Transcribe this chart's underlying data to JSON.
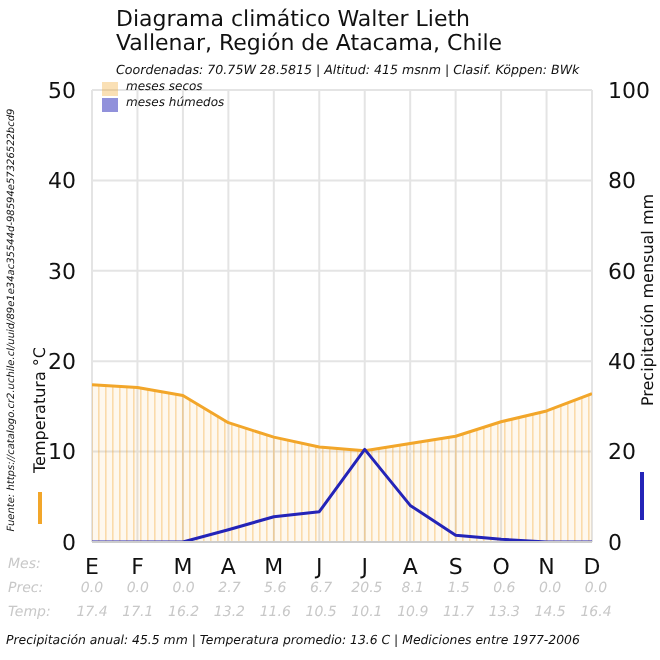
{
  "chart_data": {
    "type": "line",
    "title": "Diagrama climático Walter Lieth",
    "subtitle": "Vallenar, Región de Atacama, Chile",
    "annotations": [
      "Coordenadas: 70.75W 28.5815 | Altitud: 415 msnm | Clasif. Köppen: BWk",
      "Precipitación anual: 45.5 mm | Temperatura promedio: 13.6 C | Mediciones entre 1977-2006",
      "Fuente: https://catalogo.cr2.uchile.cl/uuid/89e1e34ac35544d-98594e57326522bcd9",
      "Mes:",
      "Prec:",
      "Temp:",
      "meses secos",
      "meses húmedos"
    ],
    "categories": [
      "E",
      "F",
      "M",
      "A",
      "M",
      "J",
      "J",
      "A",
      "S",
      "O",
      "N",
      "D"
    ],
    "series": [
      {
        "type": "area",
        "color": "#f2a62a",
        "values": [
          17.4,
          17.1,
          16.2,
          13.2,
          11.6,
          10.5,
          10.1,
          10.9,
          11.7,
          13.3,
          14.5,
          16.4
        ],
        "value_labels": [
          "17.4",
          "17.1",
          "16.2",
          "13.2",
          "11.6",
          "10.5",
          "10.1",
          "10.9",
          "11.7",
          "13.3",
          "14.5",
          "16.4"
        ]
      },
      {
        "axis": "y2",
        "color": "#2424b8",
        "values": [
          0,
          0,
          0,
          2.7,
          5.6,
          6.7,
          20.5,
          8.1,
          1.5,
          0.6,
          0,
          0
        ],
        "value_labels": [
          "0.0",
          "0.0",
          "0.0",
          "2.7",
          "5.6",
          "6.7",
          "20.5",
          "8.1",
          "1.5",
          "0.6",
          "0.0",
          "0.0"
        ]
      }
    ],
    "ylabel": "Temperatura °C",
    "y2label": "Precipitación mensual mm",
    "ylim": [
      0,
      50
    ],
    "yticks": [
      0,
      10,
      20,
      30,
      40,
      50
    ],
    "y2lim": [
      0,
      100
    ],
    "y2ticks": [
      0,
      20,
      40,
      60,
      80,
      100
    ],
    "grid": true,
    "marker": "none",
    "line_style": "solid"
  }
}
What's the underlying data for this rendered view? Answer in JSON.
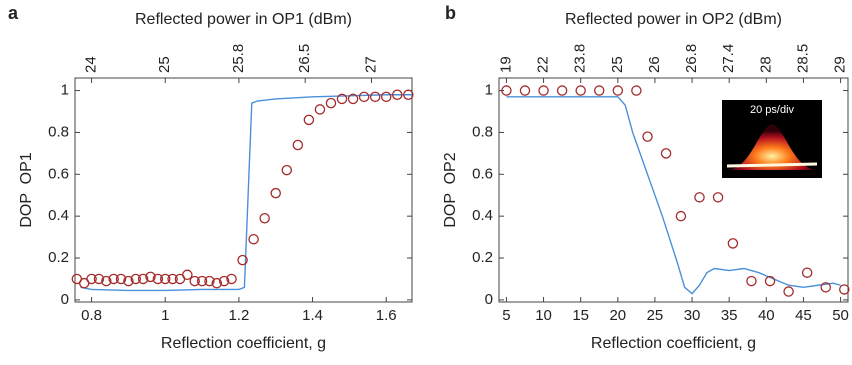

** WRITTEN TASK **
Review the material and copy each line in which the word "this" appears.

** TASK ANSWER **
Transcribe this chart's underlying data to JSON.
What's the underlying data for this rendered view? Answer in JSON.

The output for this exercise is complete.